### Problema breve
Nel brano su Pasolini alla Cittadella, con chi il regista partecipa alla Messa della notte di Natale?

### Estratto della pagina
§
Due mesi dopo l’uscita del film, Pasolini torna alla Cittadella assieme alla mamma Susanna, donna di grande fede. La notte di Natale i due partecipano alla Messa nella cappella della Cittadella. Un’ora prima, PPPP ha un colloquio privato con don Rossi nel suo studio; in una lettera del 27 dicembre all’amico sacerdote, lo ringrazia per le parole pronunciate in quell’incontro: «sono state il segno di una vera e profonda amicizia, non c’è nulla di più generoso che il reale interesse per un’anima altrui (…) ricorderò sempre il suo cuore di quella notte». E dopo PPP conclude con una confessione drammatica e commovente: «Sono “bloccato”, caro don Giovanni, in un modo che solo la Grazia potrebbe sciogliere. La mia volontà e l’altrui sono impotenti. E questo posso dirlo solo oggettivandomi, e guardandomi dal suo punto di vista. Forse perché io sono da sempre caduto da cavallo; non sono mai stato spavaldamente in sella (come molti potenti della vita, o molti miseri peccatori): sono caduto da sempre, e un mio piede è rimasto impigliato nella staffa, così che la mia corsa non è una cavalcata, ma un essere trascinato via, con il capo che sbatte sulla polvere e sulle pietre. Non posso né risalire sul cavallo degli Ebrei e dei Gentili, né cascare per sempre sulla terra di Dio».
Non meno triste e fonte di profonde riflessioni è il racconto che Pasolini fa della morte improvvisa nel febbraio del ‘69 di don Andrea Carraro, sacerdote della Cittadella (sopracitato, che nel ’64 lo aveva accompagnato nei sopralluoghi in Israele e Giordania e che fu consulente anche per Uccellacci e uccellini), la cui salma va a visitare in una delle stanze: «contadino povero, come il suo buon Papa Giovanni», che al regista pare insegnare – lì disteso senza vita, in attesa della vita vera – un certo abbandono all’Assoluto, che forse PPP allora non coglie (ancora?) del tutto: «Si è rassegnato» alle umiliazioni subite per le sue umili origini, «e ha sorriso. Ha messo tutto nelle mani del suo Signore».
§
### Dati registrati

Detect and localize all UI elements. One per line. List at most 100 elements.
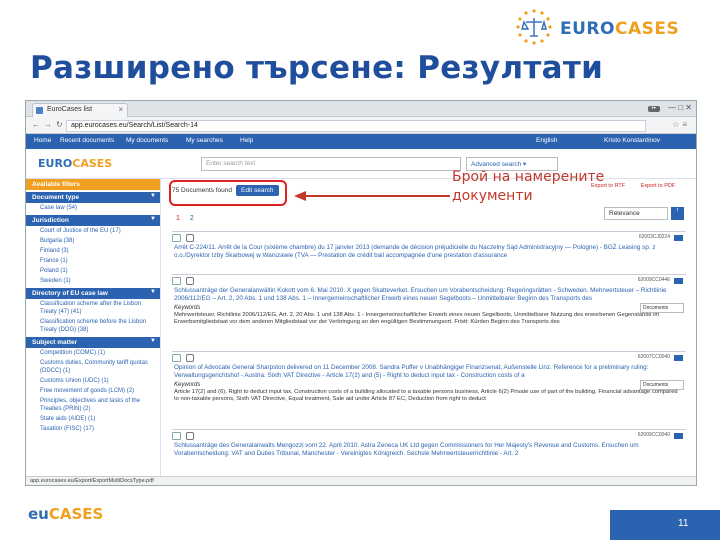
§
### Soluzione dell'esercizio
Con la madre, Susanna.